§ **Problem details**
List the lines of this listing that hold the word "color".

§ **Input for this task**
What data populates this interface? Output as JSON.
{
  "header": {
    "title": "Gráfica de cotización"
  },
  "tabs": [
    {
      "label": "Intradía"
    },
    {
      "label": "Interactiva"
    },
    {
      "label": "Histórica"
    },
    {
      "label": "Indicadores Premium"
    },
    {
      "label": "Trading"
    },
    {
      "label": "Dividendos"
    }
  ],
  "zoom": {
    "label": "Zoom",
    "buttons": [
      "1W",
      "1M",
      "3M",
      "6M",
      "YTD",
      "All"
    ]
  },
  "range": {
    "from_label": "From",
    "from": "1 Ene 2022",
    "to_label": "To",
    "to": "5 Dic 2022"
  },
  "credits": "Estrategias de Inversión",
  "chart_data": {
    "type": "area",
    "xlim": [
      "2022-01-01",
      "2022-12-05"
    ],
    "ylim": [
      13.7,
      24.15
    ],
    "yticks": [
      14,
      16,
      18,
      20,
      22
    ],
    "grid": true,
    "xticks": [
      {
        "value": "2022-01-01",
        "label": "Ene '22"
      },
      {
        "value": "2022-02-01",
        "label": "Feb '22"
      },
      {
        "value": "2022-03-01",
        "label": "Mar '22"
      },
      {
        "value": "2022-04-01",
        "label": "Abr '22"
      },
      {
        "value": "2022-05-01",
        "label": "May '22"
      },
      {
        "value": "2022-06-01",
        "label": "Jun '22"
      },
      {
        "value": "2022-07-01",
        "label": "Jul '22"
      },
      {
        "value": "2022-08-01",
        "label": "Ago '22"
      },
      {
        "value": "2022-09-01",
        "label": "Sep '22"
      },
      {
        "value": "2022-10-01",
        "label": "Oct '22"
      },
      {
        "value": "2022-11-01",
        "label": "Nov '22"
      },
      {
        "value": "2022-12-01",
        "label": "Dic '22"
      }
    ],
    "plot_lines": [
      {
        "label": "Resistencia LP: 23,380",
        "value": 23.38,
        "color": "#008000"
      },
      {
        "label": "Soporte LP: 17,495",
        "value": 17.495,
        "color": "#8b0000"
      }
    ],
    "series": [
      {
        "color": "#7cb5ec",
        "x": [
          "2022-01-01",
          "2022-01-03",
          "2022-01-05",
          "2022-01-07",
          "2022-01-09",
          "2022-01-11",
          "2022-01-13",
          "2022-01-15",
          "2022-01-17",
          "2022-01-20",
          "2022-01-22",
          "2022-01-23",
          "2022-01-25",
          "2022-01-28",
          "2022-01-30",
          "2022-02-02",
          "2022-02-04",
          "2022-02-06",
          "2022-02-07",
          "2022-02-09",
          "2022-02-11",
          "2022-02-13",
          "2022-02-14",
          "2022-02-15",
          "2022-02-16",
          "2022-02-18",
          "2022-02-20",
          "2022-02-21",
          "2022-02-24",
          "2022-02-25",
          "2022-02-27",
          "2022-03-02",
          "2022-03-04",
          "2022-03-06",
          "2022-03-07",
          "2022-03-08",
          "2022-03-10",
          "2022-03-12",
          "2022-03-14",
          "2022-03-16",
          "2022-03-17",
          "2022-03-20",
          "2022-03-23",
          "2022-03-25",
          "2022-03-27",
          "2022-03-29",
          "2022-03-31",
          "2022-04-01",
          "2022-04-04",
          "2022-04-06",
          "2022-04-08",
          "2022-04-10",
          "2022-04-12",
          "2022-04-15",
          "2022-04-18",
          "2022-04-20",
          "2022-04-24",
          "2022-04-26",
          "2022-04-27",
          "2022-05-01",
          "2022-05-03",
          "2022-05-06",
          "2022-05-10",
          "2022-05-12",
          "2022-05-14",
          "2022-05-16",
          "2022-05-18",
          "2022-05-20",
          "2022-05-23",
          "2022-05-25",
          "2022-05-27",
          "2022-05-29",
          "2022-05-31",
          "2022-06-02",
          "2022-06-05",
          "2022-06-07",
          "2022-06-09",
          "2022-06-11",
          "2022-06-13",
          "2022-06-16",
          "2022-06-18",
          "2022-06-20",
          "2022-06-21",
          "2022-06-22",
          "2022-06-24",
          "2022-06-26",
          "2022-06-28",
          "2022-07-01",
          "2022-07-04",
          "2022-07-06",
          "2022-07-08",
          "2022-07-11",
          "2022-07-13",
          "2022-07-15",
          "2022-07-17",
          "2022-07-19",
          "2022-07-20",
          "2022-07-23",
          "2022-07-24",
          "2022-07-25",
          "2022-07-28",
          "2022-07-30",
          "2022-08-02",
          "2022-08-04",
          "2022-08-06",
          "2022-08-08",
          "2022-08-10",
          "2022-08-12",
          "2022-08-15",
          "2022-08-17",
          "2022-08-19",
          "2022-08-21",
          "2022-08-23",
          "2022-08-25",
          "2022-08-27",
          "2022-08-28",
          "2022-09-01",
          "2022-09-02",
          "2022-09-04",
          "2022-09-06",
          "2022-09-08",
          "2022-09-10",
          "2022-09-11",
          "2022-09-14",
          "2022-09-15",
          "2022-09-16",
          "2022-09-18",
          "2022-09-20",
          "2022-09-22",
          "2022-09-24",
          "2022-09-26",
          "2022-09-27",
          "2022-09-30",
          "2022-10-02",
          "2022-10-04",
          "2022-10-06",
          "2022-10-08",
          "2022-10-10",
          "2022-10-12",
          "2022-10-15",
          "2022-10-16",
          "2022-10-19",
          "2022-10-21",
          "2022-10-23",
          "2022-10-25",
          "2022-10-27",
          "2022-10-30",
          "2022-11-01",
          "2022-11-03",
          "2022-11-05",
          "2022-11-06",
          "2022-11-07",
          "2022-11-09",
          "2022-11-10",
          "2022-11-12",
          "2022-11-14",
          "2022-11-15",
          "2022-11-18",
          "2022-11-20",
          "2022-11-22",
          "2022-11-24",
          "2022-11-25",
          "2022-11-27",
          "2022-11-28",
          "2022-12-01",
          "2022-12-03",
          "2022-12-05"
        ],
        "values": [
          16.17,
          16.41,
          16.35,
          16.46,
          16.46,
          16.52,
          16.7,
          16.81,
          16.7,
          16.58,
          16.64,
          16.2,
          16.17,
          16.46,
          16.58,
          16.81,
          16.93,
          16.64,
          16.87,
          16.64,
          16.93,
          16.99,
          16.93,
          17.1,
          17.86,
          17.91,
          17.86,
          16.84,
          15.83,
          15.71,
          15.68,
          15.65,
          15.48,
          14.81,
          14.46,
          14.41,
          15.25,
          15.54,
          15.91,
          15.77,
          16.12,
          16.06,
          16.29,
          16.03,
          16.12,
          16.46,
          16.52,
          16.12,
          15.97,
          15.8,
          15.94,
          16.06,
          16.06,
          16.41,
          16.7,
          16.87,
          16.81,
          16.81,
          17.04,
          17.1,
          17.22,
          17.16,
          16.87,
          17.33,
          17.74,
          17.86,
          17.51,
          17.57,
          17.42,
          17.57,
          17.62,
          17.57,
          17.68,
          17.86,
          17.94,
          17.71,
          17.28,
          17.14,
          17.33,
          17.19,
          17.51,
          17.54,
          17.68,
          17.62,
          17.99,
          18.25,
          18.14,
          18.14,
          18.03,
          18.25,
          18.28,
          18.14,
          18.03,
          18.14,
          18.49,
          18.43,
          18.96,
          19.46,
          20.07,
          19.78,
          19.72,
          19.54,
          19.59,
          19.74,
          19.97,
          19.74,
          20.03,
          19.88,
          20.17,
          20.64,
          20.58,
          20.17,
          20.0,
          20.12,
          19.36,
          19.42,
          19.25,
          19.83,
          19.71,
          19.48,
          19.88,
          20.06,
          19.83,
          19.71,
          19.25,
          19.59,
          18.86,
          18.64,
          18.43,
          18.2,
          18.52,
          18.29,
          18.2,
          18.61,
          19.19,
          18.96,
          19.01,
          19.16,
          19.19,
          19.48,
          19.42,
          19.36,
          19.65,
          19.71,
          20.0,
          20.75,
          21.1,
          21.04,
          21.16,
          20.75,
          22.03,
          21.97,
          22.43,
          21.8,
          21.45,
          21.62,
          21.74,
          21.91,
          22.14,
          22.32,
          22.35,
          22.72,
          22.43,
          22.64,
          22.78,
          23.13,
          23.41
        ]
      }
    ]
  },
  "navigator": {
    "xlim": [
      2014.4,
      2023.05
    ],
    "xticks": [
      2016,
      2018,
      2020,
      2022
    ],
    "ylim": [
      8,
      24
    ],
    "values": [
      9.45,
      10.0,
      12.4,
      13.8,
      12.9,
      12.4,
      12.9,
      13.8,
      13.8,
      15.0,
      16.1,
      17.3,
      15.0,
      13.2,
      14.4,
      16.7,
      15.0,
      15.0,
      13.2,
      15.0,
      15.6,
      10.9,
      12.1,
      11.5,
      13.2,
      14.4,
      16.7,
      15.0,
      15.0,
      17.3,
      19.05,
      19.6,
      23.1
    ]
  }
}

§ **Full answer**
        "color": "#008000"
        "color": "#8b0000"
        "color": "#7cb5ec",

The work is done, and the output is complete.